**Task description**
Please extract each line of the data below that contains the word "PROTECT", copying the full line.

***** Records *****

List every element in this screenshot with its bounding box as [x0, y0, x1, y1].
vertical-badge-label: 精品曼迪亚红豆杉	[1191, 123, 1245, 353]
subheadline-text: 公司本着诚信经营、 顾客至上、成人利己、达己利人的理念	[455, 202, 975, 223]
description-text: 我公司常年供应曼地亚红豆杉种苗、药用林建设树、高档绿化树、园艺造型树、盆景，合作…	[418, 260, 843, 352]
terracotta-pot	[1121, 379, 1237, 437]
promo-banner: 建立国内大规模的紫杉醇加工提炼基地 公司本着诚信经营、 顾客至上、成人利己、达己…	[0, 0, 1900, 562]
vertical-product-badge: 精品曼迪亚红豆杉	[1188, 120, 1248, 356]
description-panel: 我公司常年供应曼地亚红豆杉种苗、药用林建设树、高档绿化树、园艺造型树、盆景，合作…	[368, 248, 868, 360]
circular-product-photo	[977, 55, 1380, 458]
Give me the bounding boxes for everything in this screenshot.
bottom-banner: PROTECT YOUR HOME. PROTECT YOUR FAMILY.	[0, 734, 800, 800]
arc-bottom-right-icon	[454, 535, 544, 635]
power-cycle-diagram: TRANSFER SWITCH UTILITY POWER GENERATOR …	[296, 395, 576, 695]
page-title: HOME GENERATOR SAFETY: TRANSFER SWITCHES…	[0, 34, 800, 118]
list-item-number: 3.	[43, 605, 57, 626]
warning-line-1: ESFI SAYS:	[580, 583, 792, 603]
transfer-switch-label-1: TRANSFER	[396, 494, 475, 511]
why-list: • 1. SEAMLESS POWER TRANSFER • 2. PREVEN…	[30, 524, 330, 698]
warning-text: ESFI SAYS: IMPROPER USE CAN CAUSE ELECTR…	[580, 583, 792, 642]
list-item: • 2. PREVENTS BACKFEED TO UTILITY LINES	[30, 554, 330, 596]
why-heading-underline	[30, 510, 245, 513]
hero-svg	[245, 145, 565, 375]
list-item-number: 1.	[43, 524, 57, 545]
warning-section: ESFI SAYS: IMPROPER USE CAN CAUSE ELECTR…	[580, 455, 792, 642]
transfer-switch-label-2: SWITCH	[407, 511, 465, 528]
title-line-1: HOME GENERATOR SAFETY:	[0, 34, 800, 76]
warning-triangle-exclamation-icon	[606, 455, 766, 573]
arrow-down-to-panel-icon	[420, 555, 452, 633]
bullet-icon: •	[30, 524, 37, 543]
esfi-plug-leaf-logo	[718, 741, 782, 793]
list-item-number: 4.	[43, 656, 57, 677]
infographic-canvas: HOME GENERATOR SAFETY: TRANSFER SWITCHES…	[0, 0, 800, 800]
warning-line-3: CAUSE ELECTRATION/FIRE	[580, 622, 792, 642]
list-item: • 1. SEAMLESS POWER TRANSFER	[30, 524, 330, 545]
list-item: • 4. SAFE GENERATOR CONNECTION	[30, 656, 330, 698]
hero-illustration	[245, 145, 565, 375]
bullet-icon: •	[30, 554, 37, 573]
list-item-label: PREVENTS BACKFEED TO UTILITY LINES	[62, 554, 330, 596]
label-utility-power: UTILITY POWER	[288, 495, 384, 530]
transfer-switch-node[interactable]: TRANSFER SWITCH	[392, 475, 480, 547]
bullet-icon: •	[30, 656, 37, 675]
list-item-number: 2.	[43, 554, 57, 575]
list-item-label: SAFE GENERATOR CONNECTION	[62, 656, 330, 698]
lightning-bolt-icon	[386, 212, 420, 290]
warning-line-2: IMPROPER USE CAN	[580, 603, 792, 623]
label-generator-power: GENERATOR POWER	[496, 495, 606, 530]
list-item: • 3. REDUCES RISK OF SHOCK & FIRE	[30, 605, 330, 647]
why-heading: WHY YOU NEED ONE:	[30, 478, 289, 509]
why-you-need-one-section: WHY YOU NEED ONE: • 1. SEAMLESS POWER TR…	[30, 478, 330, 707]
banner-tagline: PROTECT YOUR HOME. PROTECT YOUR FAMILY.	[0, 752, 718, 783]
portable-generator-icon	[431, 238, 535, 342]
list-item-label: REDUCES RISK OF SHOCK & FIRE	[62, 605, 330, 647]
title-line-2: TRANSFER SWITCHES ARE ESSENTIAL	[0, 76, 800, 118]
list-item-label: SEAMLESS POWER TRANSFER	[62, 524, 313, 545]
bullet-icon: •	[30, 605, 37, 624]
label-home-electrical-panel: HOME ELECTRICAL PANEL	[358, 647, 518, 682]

*****

**Correct response**
bottom-banner: PROTECT YOUR HOME. PROTECT YOUR FAMILY.	[0, 734, 800, 800]
banner-tagline: PROTECT YOUR HOME. PROTECT YOUR FAMILY.	[0, 752, 718, 783]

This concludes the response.